• **Aim**
Sort through the entries below and pull out lines containing the word "siècle".

○ ○ ○ ○

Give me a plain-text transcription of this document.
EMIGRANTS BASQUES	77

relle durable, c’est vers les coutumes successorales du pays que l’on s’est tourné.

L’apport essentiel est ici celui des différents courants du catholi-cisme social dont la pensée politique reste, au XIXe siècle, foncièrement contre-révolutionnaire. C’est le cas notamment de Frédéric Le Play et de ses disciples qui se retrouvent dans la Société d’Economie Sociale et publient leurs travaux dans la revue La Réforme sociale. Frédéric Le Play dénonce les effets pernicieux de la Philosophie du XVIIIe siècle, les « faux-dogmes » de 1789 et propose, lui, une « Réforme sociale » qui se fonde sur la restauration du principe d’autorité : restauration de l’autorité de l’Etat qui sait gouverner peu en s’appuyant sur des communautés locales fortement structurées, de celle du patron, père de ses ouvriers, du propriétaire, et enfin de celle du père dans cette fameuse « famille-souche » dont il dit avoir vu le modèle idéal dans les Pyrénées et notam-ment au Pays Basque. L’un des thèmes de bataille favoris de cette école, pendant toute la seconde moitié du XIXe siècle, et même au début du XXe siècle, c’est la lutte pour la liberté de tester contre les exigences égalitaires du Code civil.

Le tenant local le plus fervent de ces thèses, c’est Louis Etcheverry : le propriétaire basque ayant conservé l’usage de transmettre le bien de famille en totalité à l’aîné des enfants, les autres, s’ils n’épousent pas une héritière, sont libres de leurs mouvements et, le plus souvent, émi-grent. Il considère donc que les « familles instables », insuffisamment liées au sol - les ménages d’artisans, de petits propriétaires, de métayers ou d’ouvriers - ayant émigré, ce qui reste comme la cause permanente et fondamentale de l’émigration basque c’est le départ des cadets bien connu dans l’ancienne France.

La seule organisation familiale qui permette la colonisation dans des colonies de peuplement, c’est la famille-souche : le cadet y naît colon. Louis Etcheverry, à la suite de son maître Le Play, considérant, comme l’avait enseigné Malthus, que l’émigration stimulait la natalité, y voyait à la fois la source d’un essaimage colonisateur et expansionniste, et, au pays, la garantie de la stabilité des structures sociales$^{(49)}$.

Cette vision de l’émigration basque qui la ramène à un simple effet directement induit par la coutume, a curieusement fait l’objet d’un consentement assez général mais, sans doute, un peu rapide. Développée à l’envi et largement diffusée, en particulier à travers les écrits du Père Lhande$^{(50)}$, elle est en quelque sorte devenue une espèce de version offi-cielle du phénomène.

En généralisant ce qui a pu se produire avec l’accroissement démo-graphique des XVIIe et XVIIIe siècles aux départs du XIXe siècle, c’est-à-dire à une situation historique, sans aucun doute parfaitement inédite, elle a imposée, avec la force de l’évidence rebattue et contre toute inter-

○ ○ ○ ○

• **Exercise solution**
L’apport essentiel est ici celui des différents courants du catholi-cisme social dont la pensée politique reste, au XIXe siècle, foncièrement contre-révolutionnaire. C’est le cas notamment de Frédéric Le Play et de ses disciples qui se retrouvent dans la Société d’Economie Sociale et publient leurs travaux dans la revue La Réforme sociale. Frédéric Le Play dénonce les effets pernicieux de la Philosophie du XVIIIe siècle, les « faux-dogmes » de 1789 et propose, lui, une « Réforme sociale » qui se fonde sur la restauration du principe d’autorité : restauration de l’autorité de l’Etat qui sait gouverner peu en s’appuyant sur des communautés locales fortement structurées, de celle du patron, père de ses ouvriers, du propriétaire, et enfin de celle du père dans cette fameuse « famille-souche » dont il dit avoir vu le modèle idéal dans les Pyrénées et notam-ment au Pays Basque. L’un des thèmes de bataille favoris de cette école, pendant toute la seconde moitié du XIXe siècle, et même au début du XXe siècle, c’est la lutte pour la liberté de tester contre les exigences égalitaires du Code civil.
En généralisant ce qui a pu se produire avec l’accroissement démo-graphique des XVIIe et XVIIIe siècles aux départs du XIXe siècle, c’est-à-dire à une situation historique, sans aucun doute parfaitement inédite, elle a imposée, avec la force de l’évidence rebattue et contre toute inter-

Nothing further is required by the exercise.